* GIVEN TASK *
Quote every line as written. Omit pictures.

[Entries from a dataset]
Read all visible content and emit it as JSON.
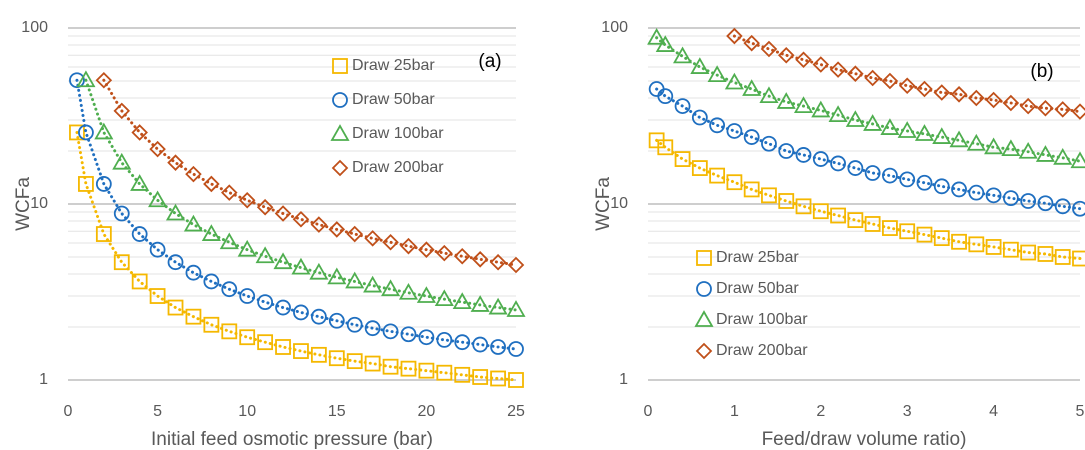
{
  "chart_data": [
    {
      "type": "scatter",
      "annotation": "(a)",
      "x_label": "Initial feed osmotic pressure (bar)",
      "y_label": "WCFa",
      "log_y": true,
      "grid": true,
      "legend": "upper right",
      "xlim": [
        0,
        25
      ],
      "xticks": [
        0,
        5,
        10,
        15,
        20,
        25
      ],
      "ylim": [
        1,
        100
      ],
      "yticks": [
        1,
        10,
        100
      ],
      "y_minor_ticks": [
        2,
        3,
        4,
        5,
        6,
        7,
        8,
        9,
        20,
        30,
        40,
        50,
        60,
        70,
        80,
        90
      ],
      "series": [
        {
          "name": "Draw 25bar",
          "color": "#f5b800",
          "marker": "square",
          "x": [
            0.5,
            1,
            2,
            3,
            4,
            5,
            6,
            7,
            8,
            9,
            10,
            11,
            12,
            13,
            14,
            15,
            16,
            17,
            18,
            19,
            20,
            21,
            22,
            23,
            24,
            25
          ],
          "values": [
            25.5,
            13,
            6.75,
            4.67,
            3.63,
            3,
            2.58,
            2.29,
            2.06,
            1.89,
            1.75,
            1.64,
            1.54,
            1.46,
            1.39,
            1.33,
            1.28,
            1.24,
            1.19,
            1.16,
            1.13,
            1.1,
            1.07,
            1.04,
            1.02,
            1
          ]
        },
        {
          "name": "Draw 50bar",
          "color": "#1f6fc0",
          "marker": "circle",
          "x": [
            0.5,
            1,
            2,
            3,
            4,
            5,
            6,
            7,
            8,
            9,
            10,
            11,
            12,
            13,
            14,
            15,
            16,
            17,
            18,
            19,
            20,
            21,
            22,
            23,
            24,
            25
          ],
          "values": [
            50.5,
            25.5,
            13,
            8.83,
            6.75,
            5.5,
            4.67,
            4.07,
            3.63,
            3.28,
            3,
            2.77,
            2.58,
            2.42,
            2.29,
            2.17,
            2.06,
            1.97,
            1.89,
            1.82,
            1.75,
            1.69,
            1.64,
            1.59,
            1.54,
            1.5
          ]
        },
        {
          "name": "Draw 100bar",
          "color": "#4fae4f",
          "marker": "triangle",
          "x": [
            1,
            2,
            3,
            4,
            5,
            6,
            7,
            8,
            9,
            10,
            11,
            12,
            13,
            14,
            15,
            16,
            17,
            18,
            19,
            20,
            21,
            22,
            23,
            24,
            25
          ],
          "values": [
            50.5,
            25.5,
            17.17,
            13,
            10.5,
            8.83,
            7.64,
            6.75,
            6.06,
            5.5,
            5.05,
            4.67,
            4.35,
            4.07,
            3.83,
            3.63,
            3.44,
            3.28,
            3.13,
            3,
            2.88,
            2.77,
            2.67,
            2.58,
            2.5
          ]
        },
        {
          "name": "Draw 200bar",
          "color": "#c0501a",
          "marker": "diamond",
          "x": [
            2,
            3,
            4,
            5,
            6,
            7,
            8,
            9,
            10,
            11,
            12,
            13,
            14,
            15,
            16,
            17,
            18,
            19,
            20,
            21,
            22,
            23,
            24,
            25
          ],
          "values": [
            50.5,
            33.83,
            25.5,
            20.5,
            17.17,
            14.79,
            13,
            11.61,
            10.5,
            9.59,
            8.83,
            8.19,
            7.64,
            7.17,
            6.75,
            6.38,
            6.06,
            5.76,
            5.5,
            5.26,
            5.05,
            4.85,
            4.67,
            4.5
          ]
        }
      ]
    },
    {
      "type": "scatter",
      "annotation": "(b)",
      "x_label": "Feed/draw volume ratio)",
      "y_label": "WCFa",
      "log_y": true,
      "grid": true,
      "legend": "lower left",
      "xlim": [
        0,
        5
      ],
      "xticks": [
        0,
        1,
        2,
        3,
        4,
        5
      ],
      "ylim": [
        1,
        100
      ],
      "yticks": [
        1,
        10,
        100
      ],
      "y_minor_ticks": [
        2,
        3,
        4,
        5,
        6,
        7,
        8,
        9,
        20,
        30,
        40,
        50,
        60,
        70,
        80,
        90
      ],
      "series": [
        {
          "name": "Draw 25bar",
          "color": "#f5b800",
          "marker": "square",
          "x": [
            0.1,
            0.2,
            0.4,
            0.6,
            0.8,
            1.0,
            1.2,
            1.4,
            1.6,
            1.8,
            2.0,
            2.2,
            2.4,
            2.6,
            2.8,
            3.0,
            3.2,
            3.4,
            3.6,
            3.8,
            4.0,
            4.2,
            4.4,
            4.6,
            4.8,
            5.0
          ],
          "values": [
            23,
            21,
            18,
            16,
            14.5,
            13.3,
            12.1,
            11.2,
            10.4,
            9.7,
            9.1,
            8.6,
            8.1,
            7.7,
            7.3,
            7.0,
            6.7,
            6.4,
            6.1,
            5.9,
            5.7,
            5.5,
            5.3,
            5.2,
            5.0,
            4.9
          ]
        },
        {
          "name": "Draw 50bar",
          "color": "#1f6fc0",
          "marker": "circle",
          "x": [
            0.1,
            0.2,
            0.4,
            0.6,
            0.8,
            1.0,
            1.2,
            1.4,
            1.6,
            1.8,
            2.0,
            2.2,
            2.4,
            2.6,
            2.8,
            3.0,
            3.2,
            3.4,
            3.6,
            3.8,
            4.0,
            4.2,
            4.4,
            4.6,
            4.8,
            5.0
          ],
          "values": [
            45,
            41,
            36,
            31,
            28,
            26,
            24,
            22,
            20,
            19,
            18,
            17,
            16,
            15,
            14.5,
            13.8,
            13.2,
            12.6,
            12.1,
            11.6,
            11.2,
            10.8,
            10.4,
            10.1,
            9.7,
            9.4
          ]
        },
        {
          "name": "Draw 100bar",
          "color": "#4fae4f",
          "marker": "triangle",
          "x": [
            0.1,
            0.2,
            0.4,
            0.6,
            0.8,
            1.0,
            1.2,
            1.4,
            1.6,
            1.8,
            2.0,
            2.2,
            2.4,
            2.6,
            2.8,
            3.0,
            3.2,
            3.4,
            3.6,
            3.8,
            4.0,
            4.2,
            4.4,
            4.6,
            4.8,
            5.0
          ],
          "values": [
            88,
            80,
            69,
            60,
            54,
            49,
            45,
            41,
            38,
            36,
            34,
            32,
            30,
            28.5,
            27,
            26,
            25,
            24,
            23,
            22,
            21,
            20.5,
            19.8,
            19,
            18.3,
            17.5
          ]
        },
        {
          "name": "Draw 200bar",
          "color": "#c0501a",
          "marker": "diamond",
          "x": [
            1.0,
            1.2,
            1.4,
            1.6,
            1.8,
            2.0,
            2.2,
            2.4,
            2.6,
            2.8,
            3.0,
            3.2,
            3.4,
            3.6,
            3.8,
            4.0,
            4.2,
            4.4,
            4.6,
            4.8,
            5.0
          ],
          "values": [
            90,
            82,
            76,
            70,
            66,
            62,
            58,
            55,
            52,
            50,
            47,
            45,
            43,
            42,
            40,
            39,
            37.5,
            36,
            35,
            34.5,
            33.5
          ]
        }
      ]
    }
  ]
}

* RESULT OF THE EXERCISE *
Read all visible content and emit it as JSON.
{
  "chart_data": [
    {
      "type": "scatter",
      "annotation": "(a)",
      "x_label": "Initial feed osmotic pressure (bar)",
      "y_label": "WCFa",
      "log_y": true,
      "grid": true,
      "legend": "upper right",
      "xlim": [
        0,
        25
      ],
      "xticks": [
        0,
        5,
        10,
        15,
        20,
        25
      ],
      "ylim": [
        1,
        100
      ],
      "yticks": [
        1,
        10,
        100
      ],
      "y_minor_ticks": [
        2,
        3,
        4,
        5,
        6,
        7,
        8,
        9,
        20,
        30,
        40,
        50,
        60,
        70,
        80,
        90
      ],
      "series": [
        {
          "name": "Draw 25bar",
          "color": "#f5b800",
          "marker": "square",
          "x": [
            0.5,
            1,
            2,
            3,
            4,
            5,
            6,
            7,
            8,
            9,
            10,
            11,
            12,
            13,
            14,
            15,
            16,
            17,
            18,
            19,
            20,
            21,
            22,
            23,
            24,
            25
          ],
          "values": [
            25.5,
            13,
            6.75,
            4.67,
            3.63,
            3,
            2.58,
            2.29,
            2.06,
            1.89,
            1.75,
            1.64,
            1.54,
            1.46,
            1.39,
            1.33,
            1.28,
            1.24,
            1.19,
            1.16,
            1.13,
            1.1,
            1.07,
            1.04,
            1.02,
            1
          ]
        },
        {
          "name": "Draw 50bar",
          "color": "#1f6fc0",
          "marker": "circle",
          "x": [
            0.5,
            1,
            2,
            3,
            4,
            5,
            6,
            7,
            8,
            9,
            10,
            11,
            12,
            13,
            14,
            15,
            16,
            17,
            18,
            19,
            20,
            21,
            22,
            23,
            24,
            25
          ],
          "values": [
            50.5,
            25.5,
            13,
            8.83,
            6.75,
            5.5,
            4.67,
            4.07,
            3.63,
            3.28,
            3,
            2.77,
            2.58,
            2.42,
            2.29,
            2.17,
            2.06,
            1.97,
            1.89,
            1.82,
            1.75,
            1.69,
            1.64,
            1.59,
            1.54,
            1.5
          ]
        },
        {
          "name": "Draw 100bar",
          "color": "#4fae4f",
          "marker": "triangle",
          "x": [
            1,
            2,
            3,
            4,
            5,
            6,
            7,
            8,
            9,
            10,
            11,
            12,
            13,
            14,
            15,
            16,
            17,
            18,
            19,
            20,
            21,
            22,
            23,
            24,
            25
          ],
          "values": [
            50.5,
            25.5,
            17.17,
            13,
            10.5,
            8.83,
            7.64,
            6.75,
            6.06,
            5.5,
            5.05,
            4.67,
            4.35,
            4.07,
            3.83,
            3.63,
            3.44,
            3.28,
            3.13,
            3,
            2.88,
            2.77,
            2.67,
            2.58,
            2.5
          ]
        },
        {
          "name": "Draw 200bar",
          "color": "#c0501a",
          "marker": "diamond",
          "x": [
            2,
            3,
            4,
            5,
            6,
            7,
            8,
            9,
            10,
            11,
            12,
            13,
            14,
            15,
            16,
            17,
            18,
            19,
            20,
            21,
            22,
            23,
            24,
            25
          ],
          "values": [
            50.5,
            33.83,
            25.5,
            20.5,
            17.17,
            14.79,
            13,
            11.61,
            10.5,
            9.59,
            8.83,
            8.19,
            7.64,
            7.17,
            6.75,
            6.38,
            6.06,
            5.76,
            5.5,
            5.26,
            5.05,
            4.85,
            4.67,
            4.5
          ]
        }
      ]
    },
    {
      "type": "scatter",
      "annotation": "(b)",
      "x_label": "Feed/draw volume ratio)",
      "y_label": "WCFa",
      "log_y": true,
      "grid": true,
      "legend": "lower left",
      "xlim": [
        0,
        5
      ],
      "xticks": [
        0,
        1,
        2,
        3,
        4,
        5
      ],
      "ylim": [
        1,
        100
      ],
      "yticks": [
        1,
        10,
        100
      ],
      "y_minor_ticks": [
        2,
        3,
        4,
        5,
        6,
        7,
        8,
        9,
        20,
        30,
        40,
        50,
        60,
        70,
        80,
        90
      ],
      "series": [
        {
          "name": "Draw 25bar",
          "color": "#f5b800",
          "marker": "square",
          "x": [
            0.1,
            0.2,
            0.4,
            0.6,
            0.8,
            1.0,
            1.2,
            1.4,
            1.6,
            1.8,
            2.0,
            2.2,
            2.4,
            2.6,
            2.8,
            3.0,
            3.2,
            3.4,
            3.6,
            3.8,
            4.0,
            4.2,
            4.4,
            4.6,
            4.8,
            5.0
          ],
          "values": [
            23,
            21,
            18,
            16,
            14.5,
            13.3,
            12.1,
            11.2,
            10.4,
            9.7,
            9.1,
            8.6,
            8.1,
            7.7,
            7.3,
            7.0,
            6.7,
            6.4,
            6.1,
            5.9,
            5.7,
            5.5,
            5.3,
            5.2,
            5.0,
            4.9
          ]
        },
        {
          "name": "Draw 50bar",
          "color": "#1f6fc0",
          "marker": "circle",
          "x": [
            0.1,
            0.2,
            0.4,
            0.6,
            0.8,
            1.0,
            1.2,
            1.4,
            1.6,
            1.8,
            2.0,
            2.2,
            2.4,
            2.6,
            2.8,
            3.0,
            3.2,
            3.4,
            3.6,
            3.8,
            4.0,
            4.2,
            4.4,
            4.6,
            4.8,
            5.0
          ],
          "values": [
            45,
            41,
            36,
            31,
            28,
            26,
            24,
            22,
            20,
            19,
            18,
            17,
            16,
            15,
            14.5,
            13.8,
            13.2,
            12.6,
            12.1,
            11.6,
            11.2,
            10.8,
            10.4,
            10.1,
            9.7,
            9.4
          ]
        },
        {
          "name": "Draw 100bar",
          "color": "#4fae4f",
          "marker": "triangle",
          "x": [
            0.1,
            0.2,
            0.4,
            0.6,
            0.8,
            1.0,
            1.2,
            1.4,
            1.6,
            1.8,
            2.0,
            2.2,
            2.4,
            2.6,
            2.8,
            3.0,
            3.2,
            3.4,
            3.6,
            3.8,
            4.0,
            4.2,
            4.4,
            4.6,
            4.8,
            5.0
          ],
          "values": [
            88,
            80,
            69,
            60,
            54,
            49,
            45,
            41,
            38,
            36,
            34,
            32,
            30,
            28.5,
            27,
            26,
            25,
            24,
            23,
            22,
            21,
            20.5,
            19.8,
            19,
            18.3,
            17.5
          ]
        },
        {
          "name": "Draw 200bar",
          "color": "#c0501a",
          "marker": "diamond",
          "x": [
            1.0,
            1.2,
            1.4,
            1.6,
            1.8,
            2.0,
            2.2,
            2.4,
            2.6,
            2.8,
            3.0,
            3.2,
            3.4,
            3.6,
            3.8,
            4.0,
            4.2,
            4.4,
            4.6,
            4.8,
            5.0
          ],
          "values": [
            90,
            82,
            76,
            70,
            66,
            62,
            58,
            55,
            52,
            50,
            47,
            45,
            43,
            42,
            40,
            39,
            37.5,
            36,
            35,
            34.5,
            33.5
          ]
        }
      ]
    }
  ]
}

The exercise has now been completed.